Scan the records below for lines with the word "Attack", then state how many you find and nothing else.

-=-=-=-=-

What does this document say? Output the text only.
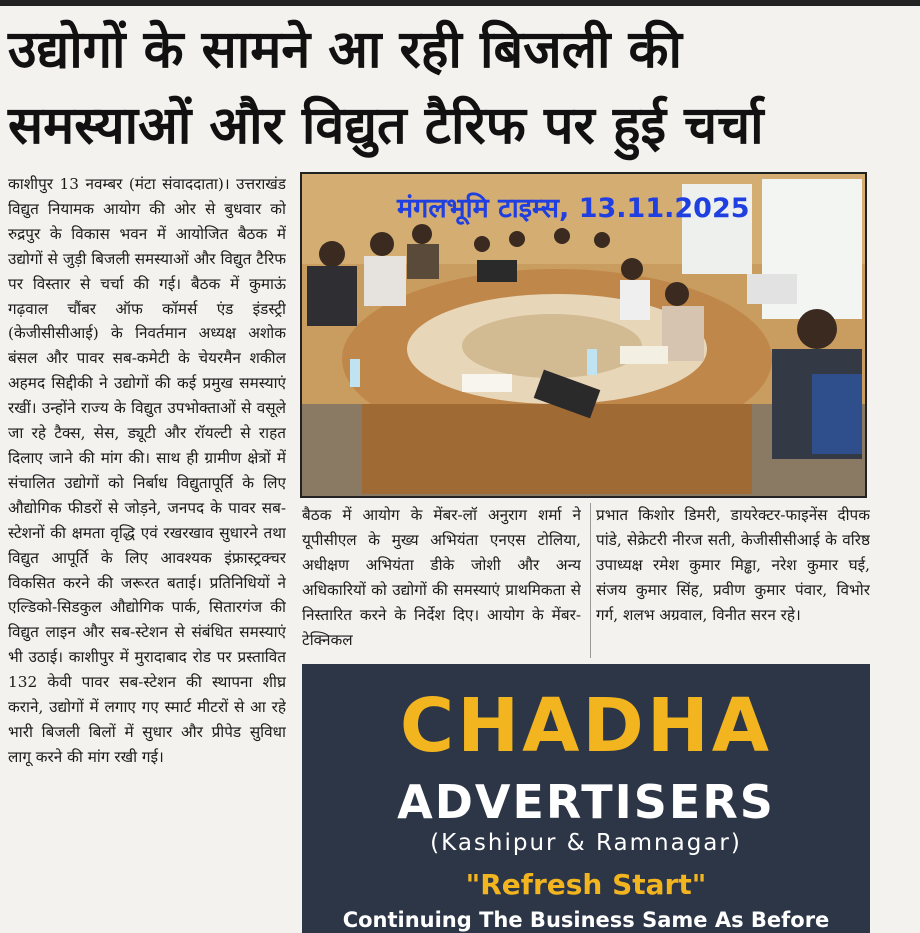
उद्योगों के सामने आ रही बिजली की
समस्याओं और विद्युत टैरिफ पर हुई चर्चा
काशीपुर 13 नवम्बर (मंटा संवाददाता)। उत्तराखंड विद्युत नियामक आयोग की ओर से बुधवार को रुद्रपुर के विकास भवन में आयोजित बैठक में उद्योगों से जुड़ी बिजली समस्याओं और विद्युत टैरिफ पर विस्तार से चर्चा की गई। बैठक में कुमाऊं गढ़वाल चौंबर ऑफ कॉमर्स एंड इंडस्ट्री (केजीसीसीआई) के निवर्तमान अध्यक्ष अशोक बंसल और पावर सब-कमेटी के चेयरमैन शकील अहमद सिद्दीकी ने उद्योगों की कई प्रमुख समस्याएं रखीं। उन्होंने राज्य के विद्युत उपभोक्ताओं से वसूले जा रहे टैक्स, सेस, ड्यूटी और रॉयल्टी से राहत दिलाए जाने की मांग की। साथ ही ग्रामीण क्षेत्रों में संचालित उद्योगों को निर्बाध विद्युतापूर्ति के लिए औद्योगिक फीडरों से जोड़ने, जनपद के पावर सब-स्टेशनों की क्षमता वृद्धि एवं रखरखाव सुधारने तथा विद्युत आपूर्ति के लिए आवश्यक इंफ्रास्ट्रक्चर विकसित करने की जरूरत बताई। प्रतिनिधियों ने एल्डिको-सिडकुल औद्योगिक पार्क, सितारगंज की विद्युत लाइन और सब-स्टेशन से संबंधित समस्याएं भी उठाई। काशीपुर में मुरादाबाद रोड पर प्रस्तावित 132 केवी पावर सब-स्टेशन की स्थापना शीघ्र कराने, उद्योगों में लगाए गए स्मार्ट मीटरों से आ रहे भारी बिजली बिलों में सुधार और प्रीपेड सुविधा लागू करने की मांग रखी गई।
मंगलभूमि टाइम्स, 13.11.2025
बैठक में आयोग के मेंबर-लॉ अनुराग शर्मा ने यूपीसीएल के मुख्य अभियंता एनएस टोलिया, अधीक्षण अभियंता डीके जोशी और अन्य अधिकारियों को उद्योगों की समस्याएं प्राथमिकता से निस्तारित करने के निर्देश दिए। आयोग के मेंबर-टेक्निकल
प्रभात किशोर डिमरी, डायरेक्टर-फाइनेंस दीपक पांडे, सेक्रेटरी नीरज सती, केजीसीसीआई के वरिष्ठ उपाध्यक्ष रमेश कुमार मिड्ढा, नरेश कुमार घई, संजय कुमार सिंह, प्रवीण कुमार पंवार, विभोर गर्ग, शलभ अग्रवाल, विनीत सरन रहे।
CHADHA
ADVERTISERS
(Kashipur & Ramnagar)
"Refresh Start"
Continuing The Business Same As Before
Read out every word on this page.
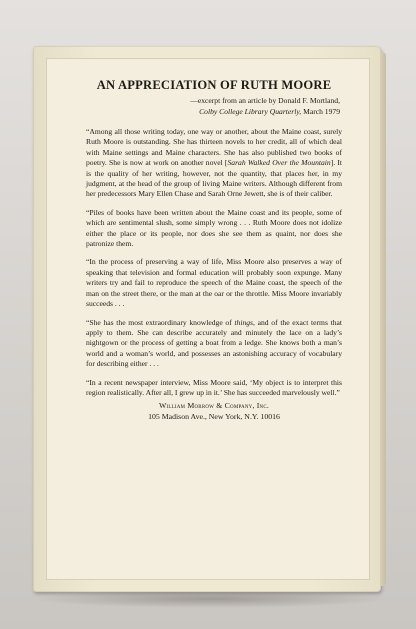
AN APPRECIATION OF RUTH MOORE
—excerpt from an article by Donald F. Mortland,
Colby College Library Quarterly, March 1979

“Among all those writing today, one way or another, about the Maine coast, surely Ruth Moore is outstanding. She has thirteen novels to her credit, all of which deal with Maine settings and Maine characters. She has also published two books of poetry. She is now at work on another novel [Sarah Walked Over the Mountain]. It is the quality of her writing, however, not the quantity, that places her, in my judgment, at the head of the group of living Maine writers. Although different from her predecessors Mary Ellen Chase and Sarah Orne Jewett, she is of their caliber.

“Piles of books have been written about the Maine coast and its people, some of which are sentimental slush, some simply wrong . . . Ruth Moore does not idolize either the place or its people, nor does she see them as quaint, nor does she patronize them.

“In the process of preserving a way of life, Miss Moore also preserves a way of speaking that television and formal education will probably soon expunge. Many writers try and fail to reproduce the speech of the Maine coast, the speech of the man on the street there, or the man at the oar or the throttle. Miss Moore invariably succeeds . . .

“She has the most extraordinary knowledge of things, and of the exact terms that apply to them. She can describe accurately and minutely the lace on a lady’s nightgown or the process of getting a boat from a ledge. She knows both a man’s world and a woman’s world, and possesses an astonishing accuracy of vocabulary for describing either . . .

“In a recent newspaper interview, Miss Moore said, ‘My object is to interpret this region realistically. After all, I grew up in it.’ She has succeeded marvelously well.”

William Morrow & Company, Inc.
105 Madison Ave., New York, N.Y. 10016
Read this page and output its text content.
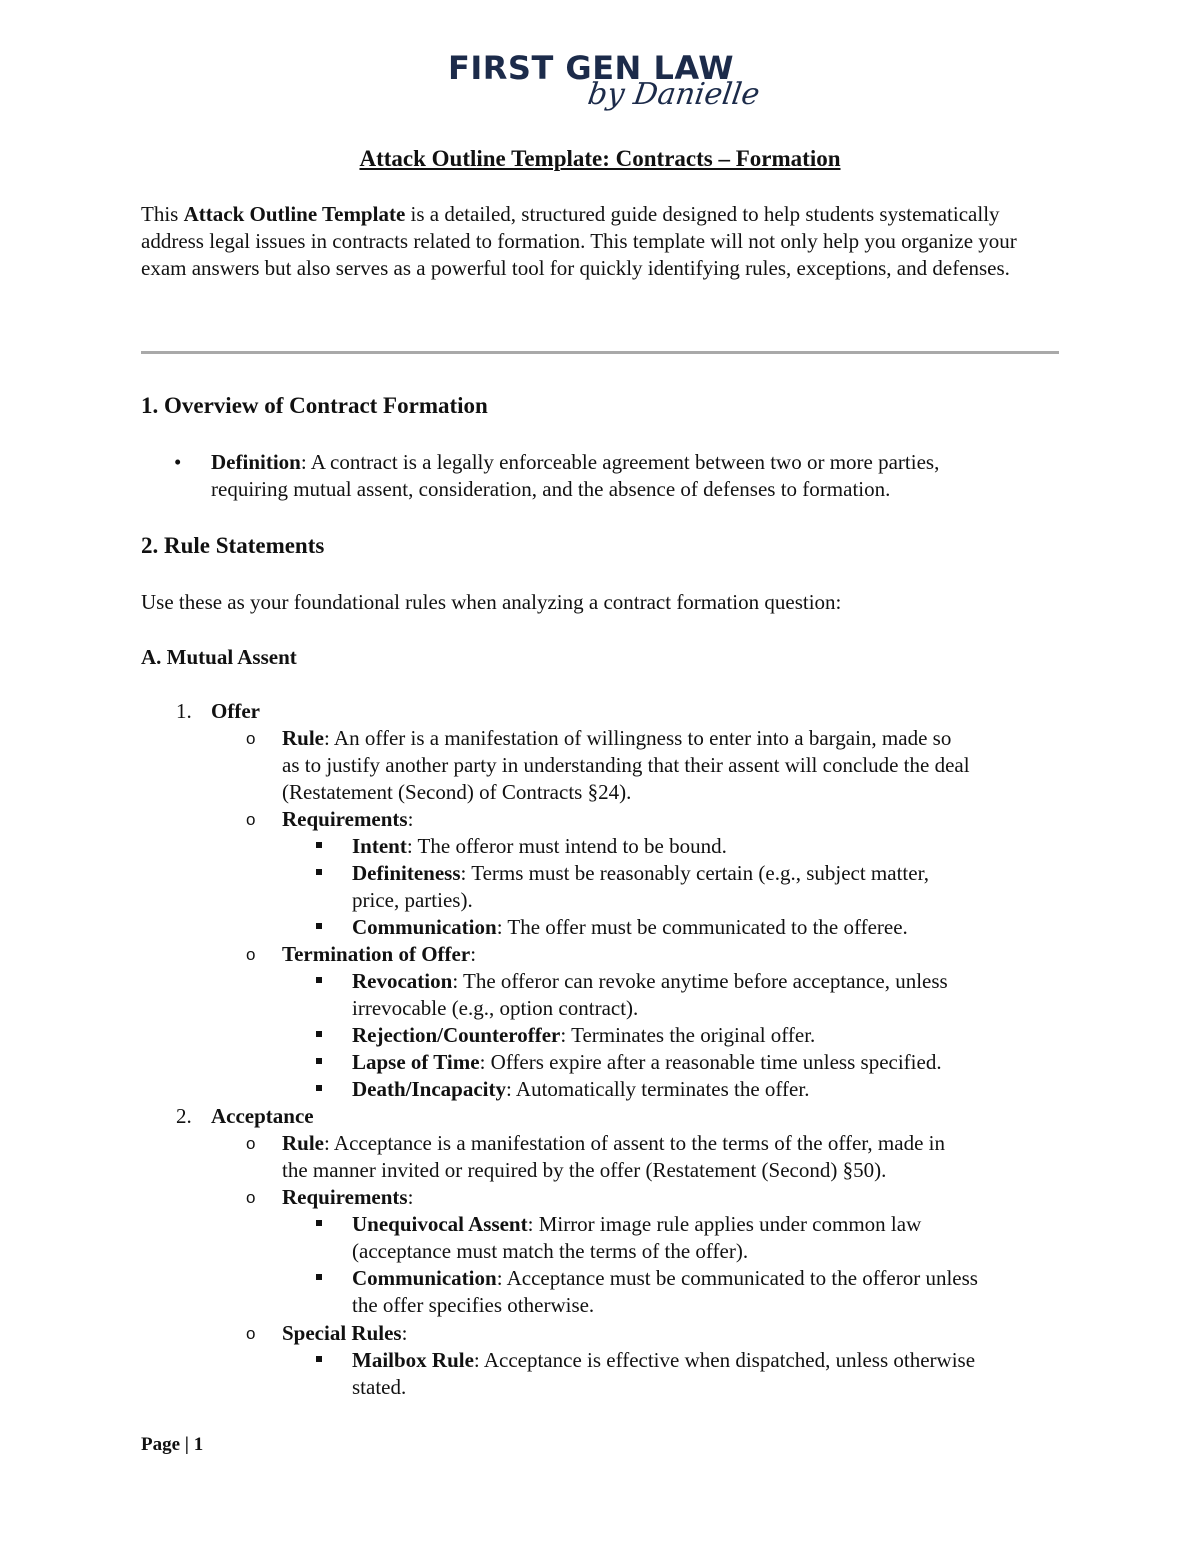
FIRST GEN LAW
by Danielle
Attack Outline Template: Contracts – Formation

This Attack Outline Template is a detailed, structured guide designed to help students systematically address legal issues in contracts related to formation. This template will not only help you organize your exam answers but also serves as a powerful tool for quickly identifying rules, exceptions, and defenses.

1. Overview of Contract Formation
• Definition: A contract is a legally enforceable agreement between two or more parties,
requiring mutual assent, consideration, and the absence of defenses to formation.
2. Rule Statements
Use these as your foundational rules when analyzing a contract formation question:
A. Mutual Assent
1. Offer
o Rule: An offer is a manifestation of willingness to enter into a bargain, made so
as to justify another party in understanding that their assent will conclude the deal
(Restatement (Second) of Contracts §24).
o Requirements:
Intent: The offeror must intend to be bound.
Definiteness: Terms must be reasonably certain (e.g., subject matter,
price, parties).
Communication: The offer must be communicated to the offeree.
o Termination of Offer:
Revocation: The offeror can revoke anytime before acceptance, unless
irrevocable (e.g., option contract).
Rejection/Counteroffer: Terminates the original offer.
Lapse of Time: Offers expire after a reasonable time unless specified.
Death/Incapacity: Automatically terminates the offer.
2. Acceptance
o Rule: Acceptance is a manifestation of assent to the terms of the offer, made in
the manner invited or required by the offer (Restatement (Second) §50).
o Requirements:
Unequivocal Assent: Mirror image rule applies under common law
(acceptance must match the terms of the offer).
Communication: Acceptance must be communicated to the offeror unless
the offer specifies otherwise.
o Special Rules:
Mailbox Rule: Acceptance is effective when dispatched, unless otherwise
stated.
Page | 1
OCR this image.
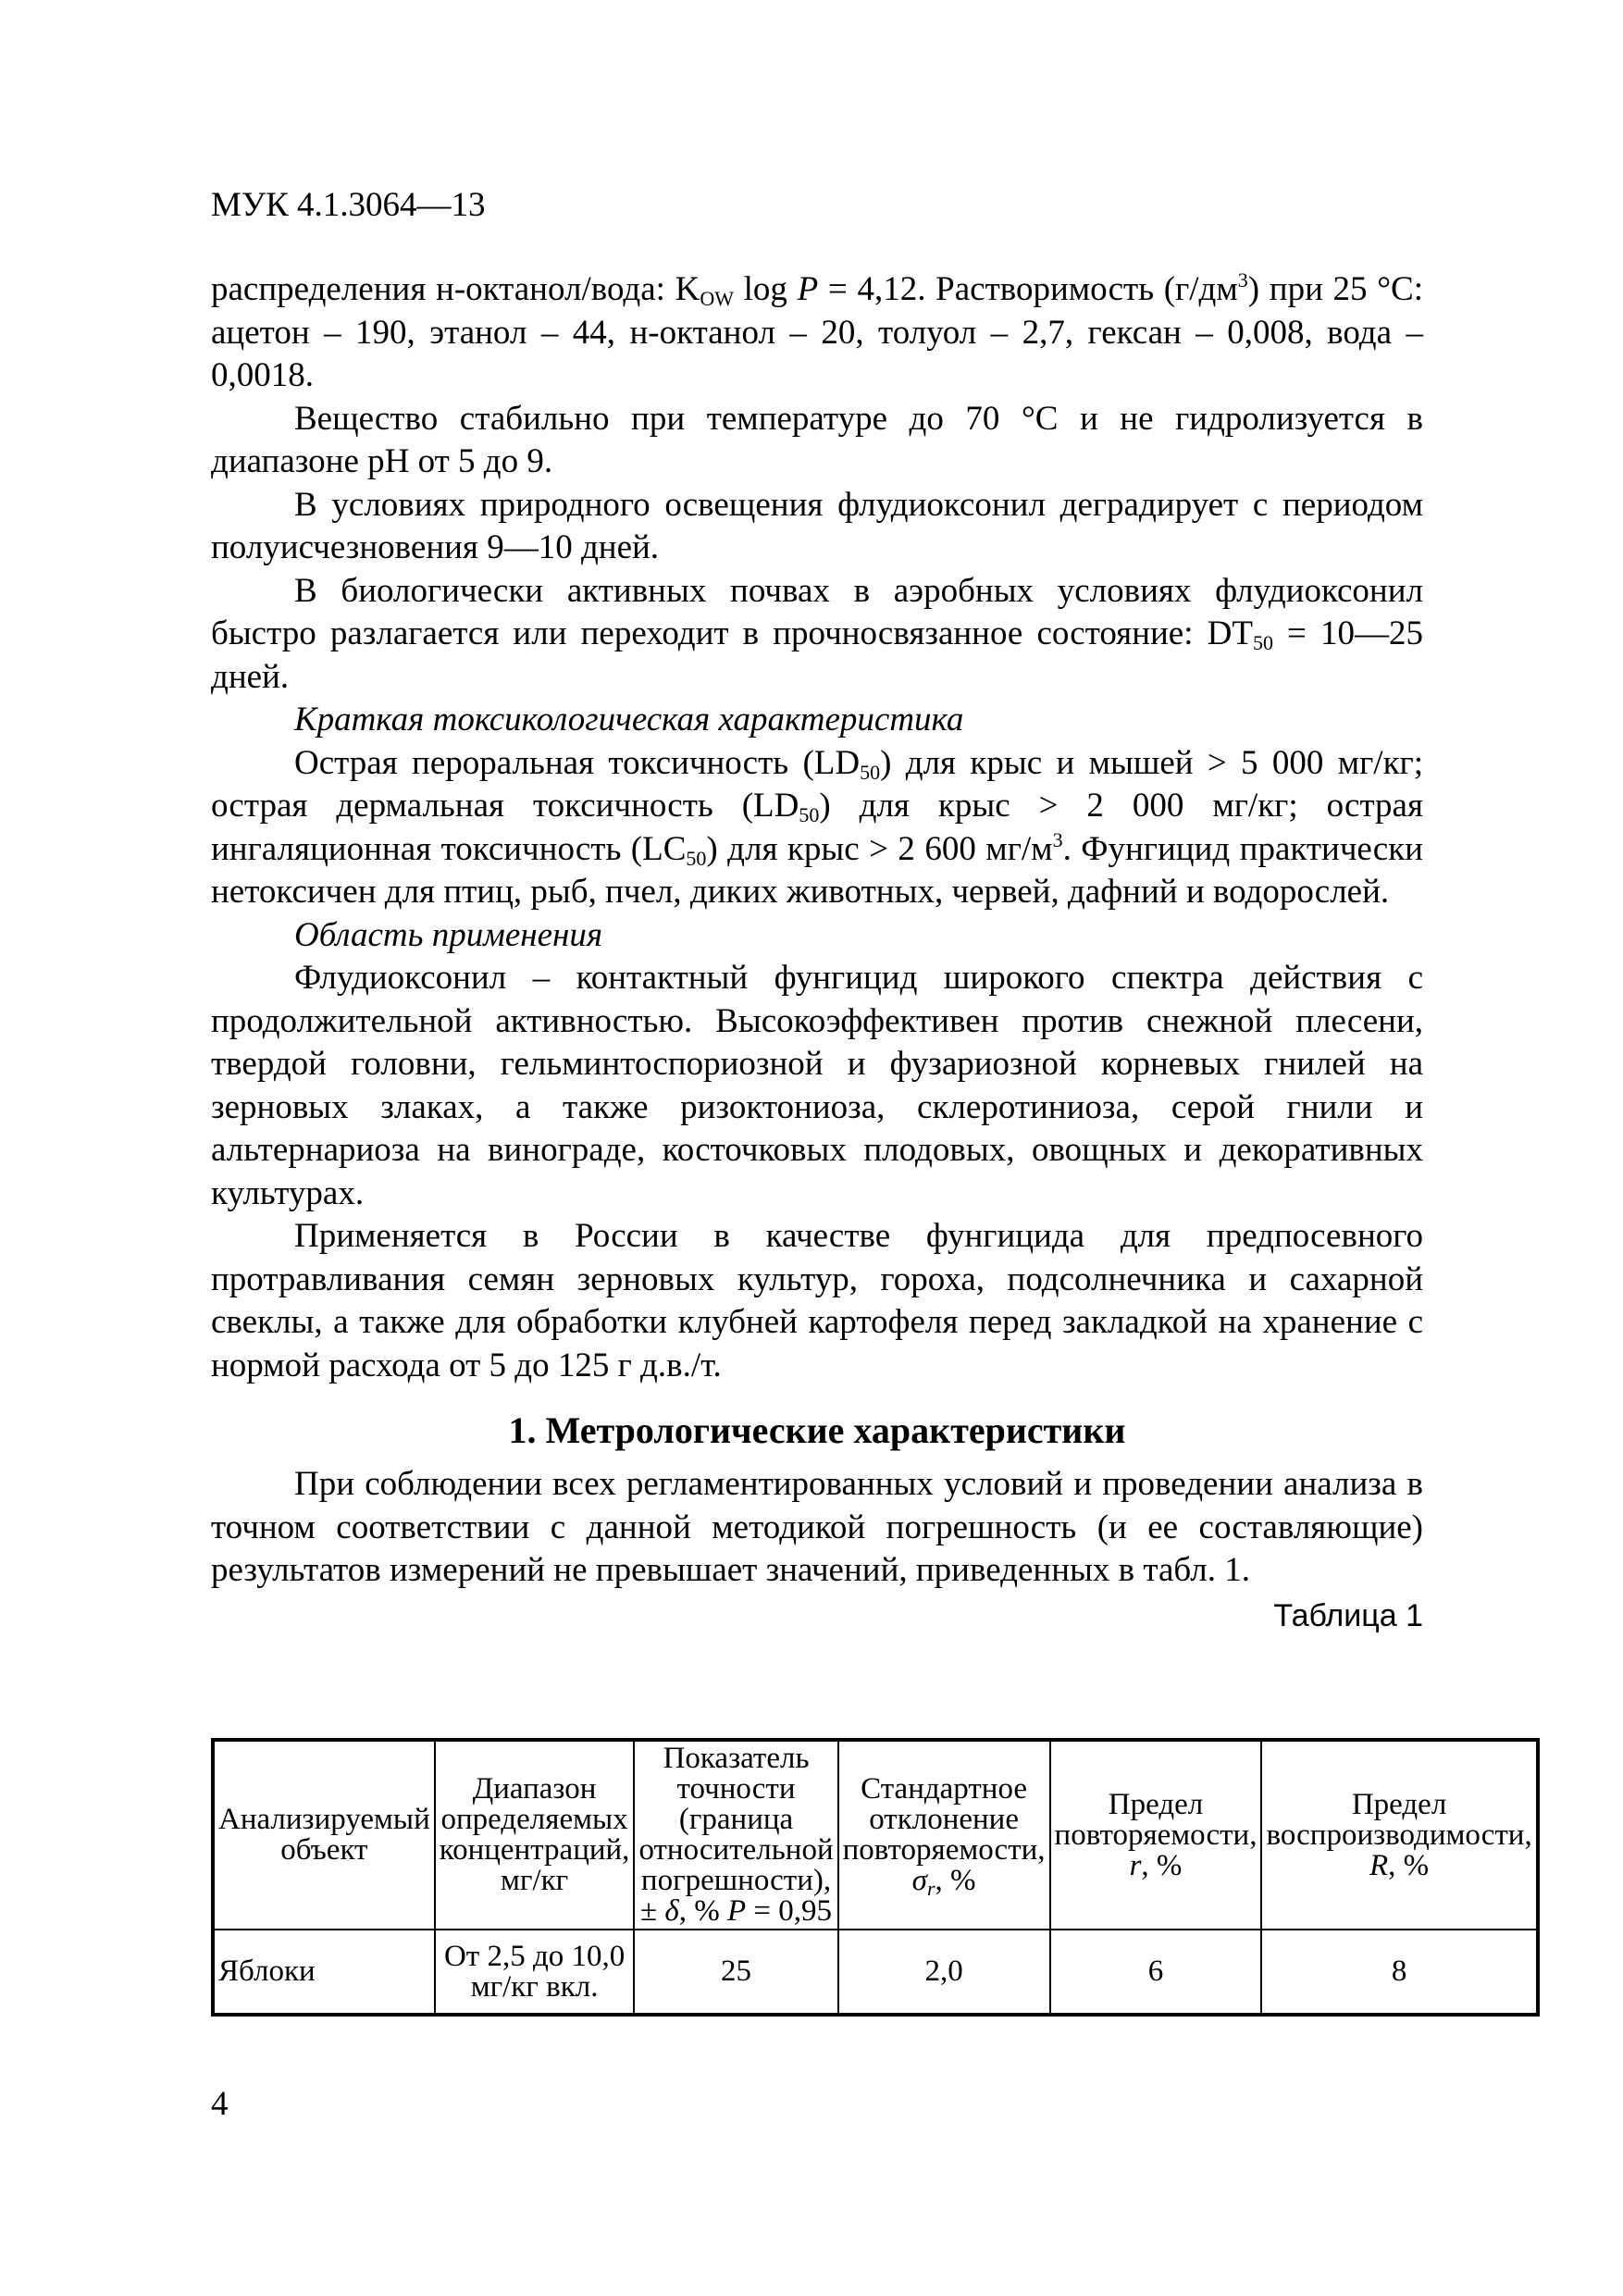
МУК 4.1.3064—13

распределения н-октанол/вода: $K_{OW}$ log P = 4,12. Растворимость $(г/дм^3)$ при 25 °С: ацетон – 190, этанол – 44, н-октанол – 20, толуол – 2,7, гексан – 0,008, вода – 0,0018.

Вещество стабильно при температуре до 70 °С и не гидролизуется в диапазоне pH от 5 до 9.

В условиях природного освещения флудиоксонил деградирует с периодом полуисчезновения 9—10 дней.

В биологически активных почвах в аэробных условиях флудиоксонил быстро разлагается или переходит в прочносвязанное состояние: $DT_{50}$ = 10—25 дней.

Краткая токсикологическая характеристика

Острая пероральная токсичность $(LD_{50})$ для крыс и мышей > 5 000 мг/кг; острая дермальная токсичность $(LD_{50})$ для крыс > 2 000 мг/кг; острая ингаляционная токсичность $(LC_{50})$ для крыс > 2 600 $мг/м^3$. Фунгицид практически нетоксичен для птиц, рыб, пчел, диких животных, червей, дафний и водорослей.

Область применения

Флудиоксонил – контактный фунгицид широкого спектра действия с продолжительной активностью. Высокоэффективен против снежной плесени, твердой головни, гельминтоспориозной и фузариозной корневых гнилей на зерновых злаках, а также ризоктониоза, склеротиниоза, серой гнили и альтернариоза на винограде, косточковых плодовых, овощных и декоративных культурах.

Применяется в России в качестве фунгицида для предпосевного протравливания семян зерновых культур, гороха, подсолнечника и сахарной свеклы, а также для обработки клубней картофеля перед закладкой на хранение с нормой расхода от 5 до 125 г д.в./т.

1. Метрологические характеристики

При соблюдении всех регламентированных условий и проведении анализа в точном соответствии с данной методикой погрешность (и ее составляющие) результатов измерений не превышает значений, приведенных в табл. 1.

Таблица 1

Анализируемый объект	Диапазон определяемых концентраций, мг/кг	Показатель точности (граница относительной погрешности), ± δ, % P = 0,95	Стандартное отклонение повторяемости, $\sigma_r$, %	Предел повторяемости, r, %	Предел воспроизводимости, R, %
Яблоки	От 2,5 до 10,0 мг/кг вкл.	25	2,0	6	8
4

-=-=-=-=-

Worked answer :: 2